** PROBLEM **
Where the word "icon" occurs in a line, return that line.

** START MATERIAL SHOWN **

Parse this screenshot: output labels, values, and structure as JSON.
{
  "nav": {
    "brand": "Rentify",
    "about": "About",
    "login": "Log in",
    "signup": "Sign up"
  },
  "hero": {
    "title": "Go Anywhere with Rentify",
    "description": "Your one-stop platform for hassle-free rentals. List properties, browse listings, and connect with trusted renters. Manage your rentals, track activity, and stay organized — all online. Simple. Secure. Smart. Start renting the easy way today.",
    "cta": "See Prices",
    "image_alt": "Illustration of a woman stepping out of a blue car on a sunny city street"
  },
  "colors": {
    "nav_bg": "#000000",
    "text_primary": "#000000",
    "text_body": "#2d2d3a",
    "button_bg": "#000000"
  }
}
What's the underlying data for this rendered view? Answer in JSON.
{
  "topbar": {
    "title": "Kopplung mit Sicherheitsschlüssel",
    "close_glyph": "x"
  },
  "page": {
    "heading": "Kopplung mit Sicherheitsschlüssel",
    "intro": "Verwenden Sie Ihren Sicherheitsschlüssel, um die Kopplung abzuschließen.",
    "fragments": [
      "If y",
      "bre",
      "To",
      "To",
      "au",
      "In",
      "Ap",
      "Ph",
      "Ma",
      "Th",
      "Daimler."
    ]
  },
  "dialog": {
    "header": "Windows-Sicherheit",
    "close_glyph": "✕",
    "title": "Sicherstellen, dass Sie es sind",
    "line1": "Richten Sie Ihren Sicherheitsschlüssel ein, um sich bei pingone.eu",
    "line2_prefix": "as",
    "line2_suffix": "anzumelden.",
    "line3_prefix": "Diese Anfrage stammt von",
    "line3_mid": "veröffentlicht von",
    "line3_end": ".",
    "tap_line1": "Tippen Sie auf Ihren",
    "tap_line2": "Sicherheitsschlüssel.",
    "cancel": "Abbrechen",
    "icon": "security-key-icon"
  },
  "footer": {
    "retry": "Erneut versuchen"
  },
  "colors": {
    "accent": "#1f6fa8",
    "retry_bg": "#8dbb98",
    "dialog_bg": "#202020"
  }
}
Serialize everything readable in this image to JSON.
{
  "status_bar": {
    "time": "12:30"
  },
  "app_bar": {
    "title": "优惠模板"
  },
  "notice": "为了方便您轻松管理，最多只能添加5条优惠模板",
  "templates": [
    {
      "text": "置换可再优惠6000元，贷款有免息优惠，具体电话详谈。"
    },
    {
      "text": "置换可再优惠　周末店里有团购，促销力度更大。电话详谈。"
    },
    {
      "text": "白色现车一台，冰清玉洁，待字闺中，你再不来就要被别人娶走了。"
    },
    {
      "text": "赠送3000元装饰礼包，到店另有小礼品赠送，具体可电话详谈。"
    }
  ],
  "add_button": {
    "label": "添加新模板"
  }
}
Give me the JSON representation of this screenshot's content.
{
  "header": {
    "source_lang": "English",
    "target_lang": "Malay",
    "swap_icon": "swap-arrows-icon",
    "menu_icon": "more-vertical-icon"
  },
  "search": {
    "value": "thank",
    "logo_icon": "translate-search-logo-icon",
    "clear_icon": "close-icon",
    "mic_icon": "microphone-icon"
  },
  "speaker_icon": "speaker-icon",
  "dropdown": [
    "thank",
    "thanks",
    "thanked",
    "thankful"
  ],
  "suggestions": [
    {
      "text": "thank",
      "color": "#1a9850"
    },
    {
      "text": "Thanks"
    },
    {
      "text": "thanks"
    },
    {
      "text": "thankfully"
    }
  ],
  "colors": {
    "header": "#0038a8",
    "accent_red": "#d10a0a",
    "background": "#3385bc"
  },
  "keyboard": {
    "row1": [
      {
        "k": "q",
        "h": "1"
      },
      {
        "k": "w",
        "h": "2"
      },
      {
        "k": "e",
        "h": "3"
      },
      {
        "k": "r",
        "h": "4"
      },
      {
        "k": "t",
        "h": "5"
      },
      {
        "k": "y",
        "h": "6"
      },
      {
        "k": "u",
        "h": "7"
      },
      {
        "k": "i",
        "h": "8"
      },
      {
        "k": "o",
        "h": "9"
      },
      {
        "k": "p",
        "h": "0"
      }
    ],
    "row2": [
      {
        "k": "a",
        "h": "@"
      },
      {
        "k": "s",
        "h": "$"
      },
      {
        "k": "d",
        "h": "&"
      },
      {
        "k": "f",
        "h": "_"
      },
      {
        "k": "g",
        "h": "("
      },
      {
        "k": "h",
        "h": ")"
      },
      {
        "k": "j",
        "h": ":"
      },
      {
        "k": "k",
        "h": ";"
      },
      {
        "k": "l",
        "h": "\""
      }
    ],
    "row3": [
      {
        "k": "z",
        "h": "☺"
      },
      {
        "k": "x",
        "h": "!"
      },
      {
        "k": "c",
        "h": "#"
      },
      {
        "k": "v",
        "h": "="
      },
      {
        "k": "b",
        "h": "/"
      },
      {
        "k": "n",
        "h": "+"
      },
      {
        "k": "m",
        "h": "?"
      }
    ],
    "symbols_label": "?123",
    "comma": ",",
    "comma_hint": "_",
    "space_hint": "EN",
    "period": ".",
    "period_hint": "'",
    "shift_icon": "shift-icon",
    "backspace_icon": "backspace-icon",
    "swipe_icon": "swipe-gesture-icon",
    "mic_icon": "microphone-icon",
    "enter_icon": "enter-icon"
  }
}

** END MATERIAL SHOWN **

** EXERCISE SOLUTION **
    "icon": "security-key-icon"
    "swap_icon": "swap-arrows-icon",
    "menu_icon": "more-vertical-icon"
    "logo_icon": "translate-search-logo-icon",
    "clear_icon": "close-icon",
    "mic_icon": "microphone-icon"
  "speaker_icon": "speaker-icon",
    "shift_icon": "shift-icon",
    "backspace_icon": "backspace-icon",
    "swipe_icon": "swipe-gesture-icon",
    "mic_icon": "microphone-icon",
    "enter_icon": "enter-icon"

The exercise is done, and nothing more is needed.